◆ **DATA**
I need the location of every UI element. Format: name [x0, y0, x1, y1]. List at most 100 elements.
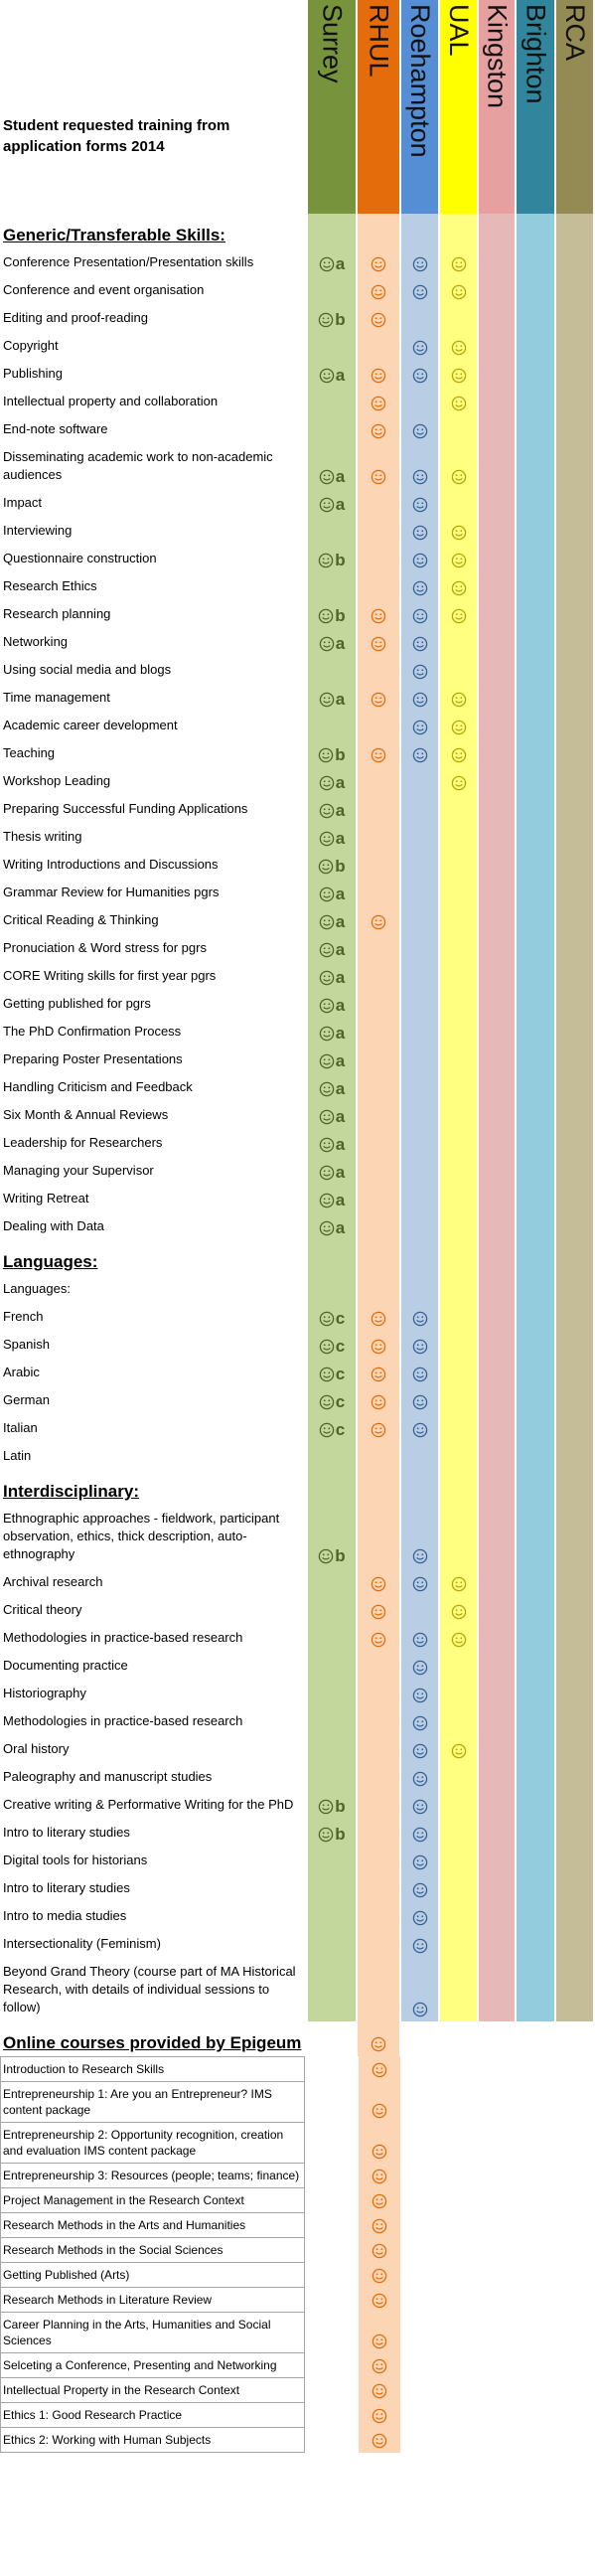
smiley-part [454, 755, 463, 759]
cell [517, 1763, 554, 1791]
smiley-part [379, 1399, 382, 1402]
smiley-icon [372, 2408, 387, 2424]
cell [557, 2238, 594, 2263]
smiley-icon [319, 747, 334, 762]
mark-letter: a [335, 690, 346, 709]
column-header: Brighton [517, 0, 554, 214]
cell [358, 443, 399, 489]
smiley-part [328, 473, 330, 476]
row: Intro to literary studies b [0, 1819, 595, 1847]
smiley-part [416, 373, 419, 376]
cell [358, 248, 399, 276]
mark-letter: a [335, 366, 346, 385]
smiley-part [379, 428, 382, 431]
mark [412, 720, 428, 735]
smiley-part [323, 1803, 325, 1806]
smiley-icon [371, 2036, 386, 2052]
cell [358, 1331, 399, 1359]
row: CORE Writing skills for first year pgrs a [0, 962, 595, 990]
smiley-part [455, 373, 458, 376]
smiley-part [420, 1887, 423, 1890]
cell [401, 360, 438, 388]
smiley-part [328, 1085, 330, 1088]
mark-letter: a [335, 495, 346, 514]
cell [556, 415, 593, 443]
cell [479, 1018, 515, 1046]
smiley-part [319, 256, 335, 271]
mark-letter: a [335, 829, 346, 848]
mark: a [319, 913, 345, 930]
smiley-icon [412, 1367, 427, 1382]
smiley-part [415, 376, 424, 380]
cell: a [308, 443, 356, 489]
row: Historiography [0, 1680, 595, 1707]
cell [401, 1568, 438, 1596]
smiley-icon [319, 1053, 335, 1068]
cell [401, 248, 438, 276]
row: Documenting practice [0, 1652, 595, 1680]
smiley-part [319, 312, 334, 327]
smiley-part [328, 1113, 330, 1116]
smiley-part [420, 1832, 423, 1835]
cell: a [308, 1101, 356, 1129]
smiley-part [319, 803, 335, 818]
cell [308, 1735, 356, 1763]
smiley-part [371, 1576, 386, 1592]
column-name: Kingston [482, 4, 513, 109]
smiley-part [323, 1315, 326, 1318]
smiley-part [455, 261, 458, 264]
cell [556, 2021, 593, 2056]
smiley-icon [451, 720, 466, 735]
smiley-icon [412, 1882, 427, 1898]
mark [372, 2433, 387, 2449]
row: Entrepreneurship 2: Opportunity recognit… [0, 2123, 595, 2164]
cell [401, 1157, 438, 1185]
smiley-part [323, 640, 326, 643]
cell [309, 2353, 357, 2378]
cell [518, 2378, 555, 2403]
smiley-icon [372, 2243, 387, 2259]
row: Entrepreneurship 1: Are you an Entrepren… [0, 2082, 595, 2123]
smiley-part [459, 1581, 462, 1584]
row: Italian c [0, 1414, 595, 1442]
section-heading-row: Generic/Transferable Skills: [0, 214, 595, 248]
smiley-part [375, 2366, 383, 2370]
mark [371, 1394, 386, 1410]
cell [480, 2403, 516, 2428]
mark [371, 469, 386, 485]
cell [479, 1958, 515, 2021]
mark-letter: a [335, 996, 346, 1015]
cell [358, 879, 399, 906]
cell [308, 1958, 356, 2021]
row-label: Intro to media studies [3, 1908, 127, 1923]
smiley-part [454, 588, 463, 592]
mark [412, 423, 428, 439]
cell [402, 2213, 439, 2238]
smiley-part [375, 2067, 378, 2070]
cell [556, 851, 593, 879]
cell [479, 545, 515, 572]
cell [556, 1442, 593, 1470]
section-heading-row: Languages: [0, 1240, 595, 1275]
cell [557, 2082, 594, 2123]
cell [440, 823, 477, 851]
column-name: RHUL [364, 4, 394, 78]
cell [440, 1386, 477, 1414]
mark: a [319, 1164, 345, 1181]
cell [440, 656, 477, 684]
smiley-icon [372, 2193, 387, 2209]
cell [401, 517, 438, 545]
cell [440, 990, 477, 1018]
cell [479, 739, 515, 767]
mark [451, 1576, 467, 1592]
cell [556, 934, 593, 962]
row: Thesis writing a [0, 823, 595, 851]
row-label: Entrepreneurship 3: Resources (people; t… [0, 2164, 305, 2188]
smiley-part [328, 1197, 330, 1200]
smiley-part [455, 613, 458, 616]
smiley-part [454, 403, 463, 407]
row-label: Spanish [3, 1337, 50, 1352]
smiley-part [374, 752, 377, 755]
smiley-icon [319, 469, 335, 484]
smiley-icon [319, 1311, 335, 1326]
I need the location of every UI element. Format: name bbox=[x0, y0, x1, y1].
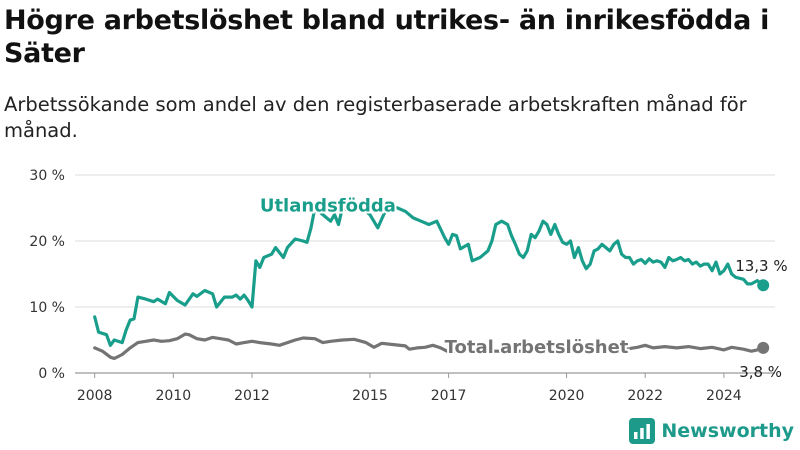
chart-subtitle: Arbetssökande som andel av den registerb… bbox=[4, 93, 747, 142]
chart-title: Högre arbetslöshet bland utrikes- än inr… bbox=[4, 5, 770, 69]
x-tick-label: 2024 bbox=[706, 388, 742, 404]
y-tick-label: 20 % bbox=[29, 234, 65, 250]
x-tick-label: 2020 bbox=[549, 388, 585, 404]
end-label-total: 3,8 % bbox=[739, 363, 782, 381]
y-tick-label: 0 % bbox=[38, 366, 65, 382]
x-tick-label: 2022 bbox=[627, 388, 663, 404]
x-tick-label: 2012 bbox=[234, 388, 270, 404]
brand: Newsworthy bbox=[629, 418, 794, 444]
series-label-utlandsfodda: Utlandsfödda bbox=[260, 195, 396, 216]
x-tick-label: 2010 bbox=[155, 388, 191, 404]
bar-chart-logo-icon bbox=[629, 418, 656, 444]
series-line-utlandsfodda bbox=[93, 199, 765, 347]
series-line-total bbox=[93, 332, 765, 361]
end-label-utlandsfodda: 13,3 % bbox=[735, 257, 787, 275]
x-tick-label: 2008 bbox=[77, 388, 113, 404]
x-tick-label: 2015 bbox=[352, 388, 388, 404]
y-tick-label: 10 % bbox=[29, 300, 65, 316]
y-tick-label: 30 % bbox=[29, 168, 65, 184]
brand-name: Newsworthy bbox=[661, 420, 794, 442]
x-tick-label: 2017 bbox=[431, 388, 467, 404]
end-marker bbox=[757, 341, 770, 354]
end-marker bbox=[757, 279, 770, 292]
series-label-total: Total arbetslöshet bbox=[445, 337, 629, 358]
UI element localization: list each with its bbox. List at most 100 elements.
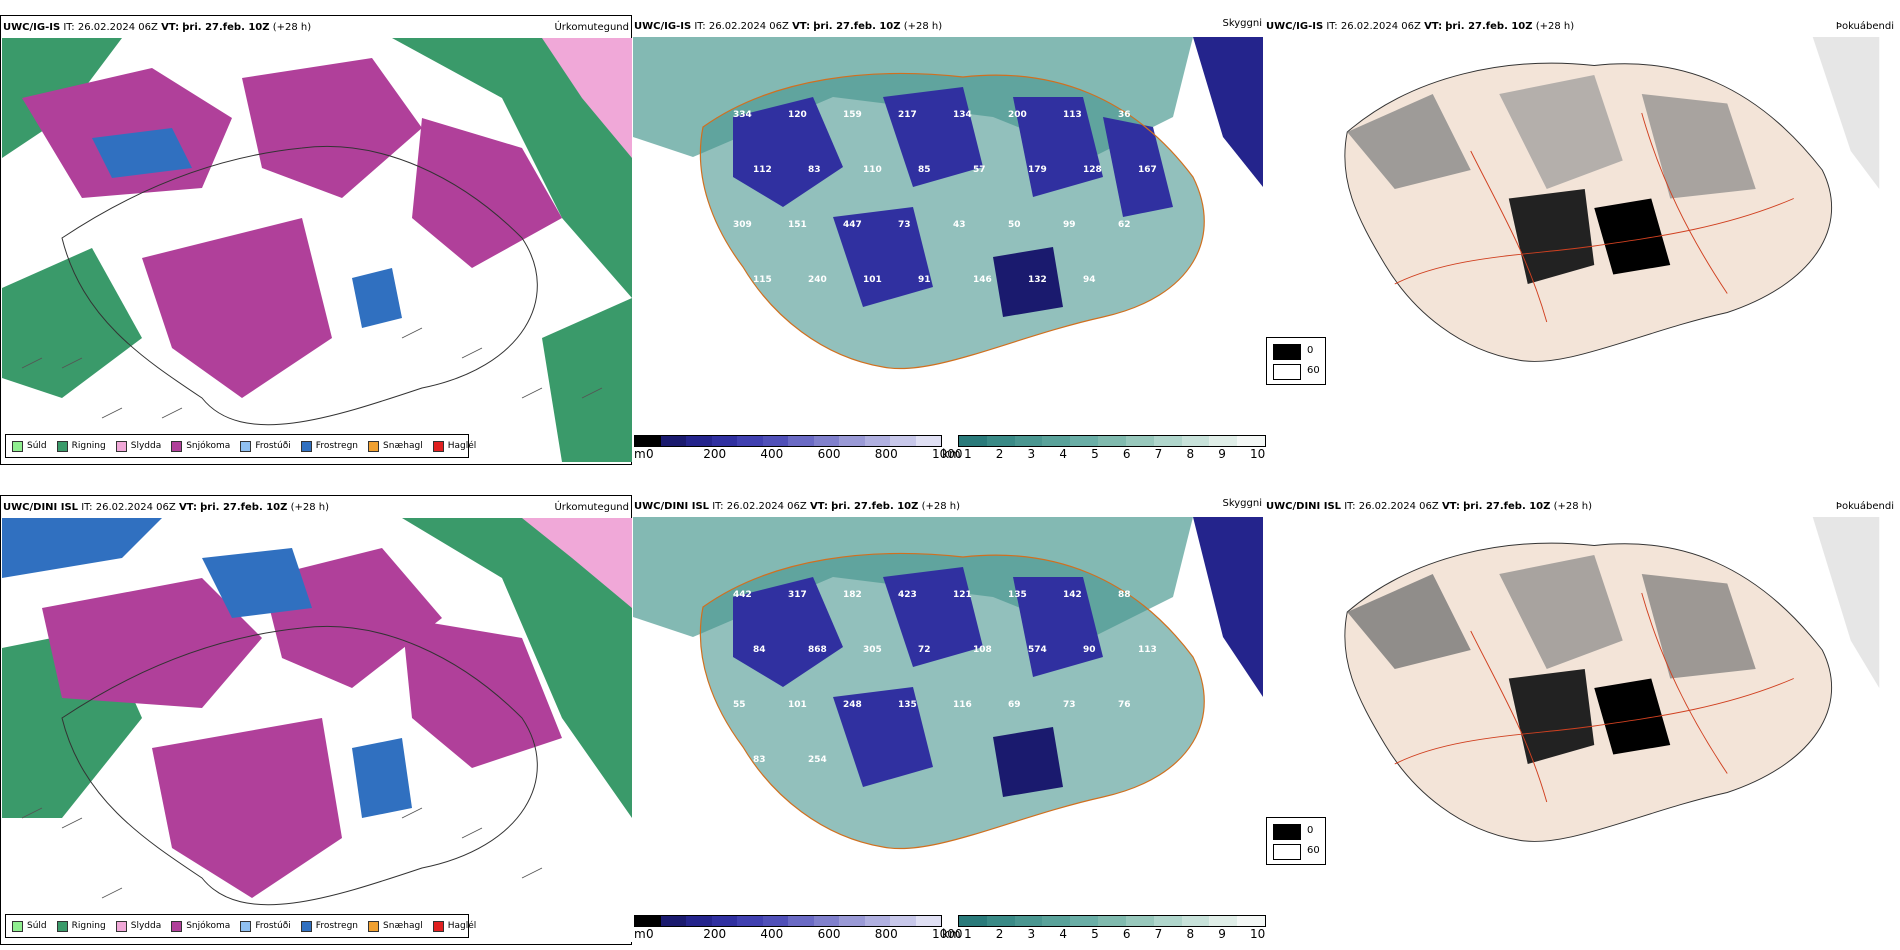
legend-swatch	[368, 920, 380, 932]
visibility-value-label: 142	[1063, 590, 1082, 600]
legend-label: Rigning	[71, 441, 106, 451]
visibility-value-label: 110	[863, 165, 882, 175]
visibility-value-label: 217	[898, 110, 917, 120]
visibility-value-label: 128	[1083, 165, 1102, 175]
precip-map	[2, 38, 632, 462]
legend-item: Súld	[12, 440, 47, 452]
colorbar-tick: 2	[995, 927, 1004, 941]
legend-label: Súld	[27, 441, 47, 451]
legend-label: Frostregn	[315, 921, 359, 931]
legend-swatch	[171, 440, 183, 452]
visibility-value-label: 108	[973, 645, 992, 655]
colorbar-segment	[959, 916, 987, 926]
colorbar-segment	[762, 436, 788, 446]
colorbar-segment	[686, 436, 712, 446]
visibility-value-label: 83	[753, 755, 766, 765]
colorbar-tick: 600	[817, 447, 841, 461]
visibility-value-label: 73	[1063, 700, 1076, 710]
visibility-value-label: 248	[843, 700, 862, 710]
colorbar-tick: 2	[995, 447, 1004, 461]
colorbar-segment	[788, 436, 814, 446]
colorbar-unit: m	[634, 927, 646, 941]
colorbar-tick: 9	[1218, 927, 1226, 941]
visibility-value-label: 120	[788, 110, 807, 120]
colorbar-segment	[986, 916, 1015, 926]
legend-item: Frostúði	[240, 440, 291, 452]
colorbar-segment	[711, 436, 737, 446]
colorbar-segment	[1042, 436, 1071, 446]
colorbar-tick: 4	[1059, 927, 1067, 941]
fog-panel-top: UWC/IG-IS IT: 26.02.2024 06Z VT: þri. 27…	[1264, 15, 1896, 465]
visibility-value-label: 62	[1118, 220, 1131, 230]
colorbar-segment	[813, 916, 839, 926]
visibility-value-label: 101	[863, 275, 882, 285]
colorbar-tick: 10	[1250, 927, 1266, 941]
panel-title: Þokuábendi	[1835, 501, 1894, 512]
visibility-value-label: 121	[953, 590, 972, 600]
legend-item: Frostregn	[300, 440, 358, 452]
legend-item: Snjókoma	[171, 440, 230, 452]
colorbar-segment	[788, 916, 814, 926]
visibility-value-label: 113	[1138, 645, 1157, 655]
colorbar-segment	[813, 436, 839, 446]
visibility-panel-bottom: UWC/DINI ISL IT: 26.02.2024 06Z VT: þri.…	[632, 495, 1266, 945]
colorbar-segment	[1181, 436, 1210, 446]
visibility-value-label: 91	[918, 275, 931, 285]
colorbar-segment	[660, 436, 686, 446]
visibility-value-label: 112	[753, 165, 772, 175]
colorbar-tick: 200	[703, 927, 727, 941]
visibility-value-label: 574	[1028, 645, 1047, 655]
colorbar-segment	[890, 436, 916, 446]
panel-header: UWC/IG-IS IT: 26.02.2024 06Z VT: þri. 27…	[3, 22, 312, 33]
legend-item: Rigning	[56, 440, 106, 452]
colorbar-tick: 6	[1122, 447, 1131, 461]
colorbar-segment	[1042, 916, 1071, 926]
visibility-value-label: 84	[753, 645, 766, 655]
visibility-value-label: 115	[753, 275, 772, 285]
colorbar-segment	[1098, 436, 1126, 446]
colorbar-segment	[1237, 436, 1265, 446]
colorbar-tick: 7	[1154, 447, 1163, 461]
fog-key: 0 60	[1266, 337, 1326, 385]
visibility-value-label: 447	[843, 220, 862, 230]
legend-item: Slydda	[115, 920, 162, 932]
colorbar-segment	[737, 436, 763, 446]
legend-item: Slydda	[115, 440, 161, 452]
visibility-map: 334 120 159 217 134 200 113 36 112 83 110 85 57 179 12…	[633, 37, 1263, 437]
visibility-value-label: 423	[898, 590, 917, 600]
colorbar-km	[958, 915, 1266, 927]
visibility-value-label: 159	[843, 110, 862, 120]
visibility-value-label: 305	[863, 645, 882, 655]
legend-swatch	[115, 440, 127, 452]
visibility-map: 442 317 182 423 121 135 142 88 84 868 305 72 108 574 9…	[633, 517, 1263, 917]
colorbar-tick: 1	[964, 447, 972, 461]
visibility-value-label: 76	[1118, 700, 1131, 710]
panel-title: Skyggni	[1222, 18, 1262, 29]
legend-swatch	[240, 440, 252, 452]
legend-label: Rigning	[71, 921, 106, 931]
colorbar-segment	[864, 916, 890, 926]
visibility-value-label: 101	[788, 700, 807, 710]
legend-swatch	[12, 440, 23, 452]
colorbar-tick: 600	[817, 927, 841, 941]
colorbar-tick: 4	[1059, 447, 1067, 461]
legend-label: Slydda	[130, 921, 162, 931]
panel-header: UWC/DINI ISL IT: 26.02.2024 06Z VT: þri.…	[634, 501, 961, 512]
colorbar-tick: 0	[646, 927, 654, 941]
visibility-value-label: 442	[733, 590, 752, 600]
colorbar-segment	[1070, 436, 1099, 446]
legend-swatch	[12, 920, 23, 932]
colorbar-segment	[1125, 916, 1154, 926]
visibility-value-label: 116	[953, 700, 972, 710]
colorbar-unit: m	[634, 447, 646, 461]
precip-type-panel-top: UWC/IG-IS IT: 26.02.2024 06Z VT: þri. 27…	[0, 15, 632, 465]
visibility-value-label: 317	[788, 590, 807, 600]
colorbar-segment	[1209, 436, 1238, 446]
colorbar-segment	[635, 436, 661, 446]
colorbar-tick: 5	[1091, 447, 1099, 461]
visibility-value-label: 90	[1083, 645, 1096, 655]
colorbar-km	[958, 435, 1266, 447]
visibility-value-label: 182	[843, 590, 862, 600]
colorbar-tick: 200	[703, 447, 727, 461]
legend-item: Rigning	[56, 920, 106, 932]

◆ **STATED PROBLEM**
Rename "visibility-value-label" to "visibility-label" in the material, starting with the line that contains "920, 380, 932]" and going on through the line that contains "700, 1076, 710]". Return only those lines, with everything else left as it is.

◆ **TASK ANSWER**
legend-swatch	[368, 920, 380, 932]
visibility-label: 142	[1063, 590, 1082, 600]
legend-label: Rigning	[71, 441, 106, 451]
visibility-label: 110	[863, 165, 882, 175]
visibility-label: 217	[898, 110, 917, 120]
visibility-label: 128	[1083, 165, 1102, 175]
precip-map	[2, 38, 632, 462]
legend-item: Súld	[12, 440, 47, 452]
colorbar-tick: 2	[995, 927, 1004, 941]
legend-label: Súld	[27, 441, 47, 451]
legend-label: Frostregn	[315, 921, 359, 931]
legend-swatch	[171, 440, 183, 452]
visibility-label: 108	[973, 645, 992, 655]
colorbar-segment	[959, 916, 987, 926]
colorbar-segment	[762, 436, 788, 446]
colorbar-segment	[686, 436, 712, 446]
visibility-label: 83	[753, 755, 766, 765]
colorbar-tick: 600	[817, 447, 841, 461]
visibility-label: 73	[1063, 700, 1076, 710]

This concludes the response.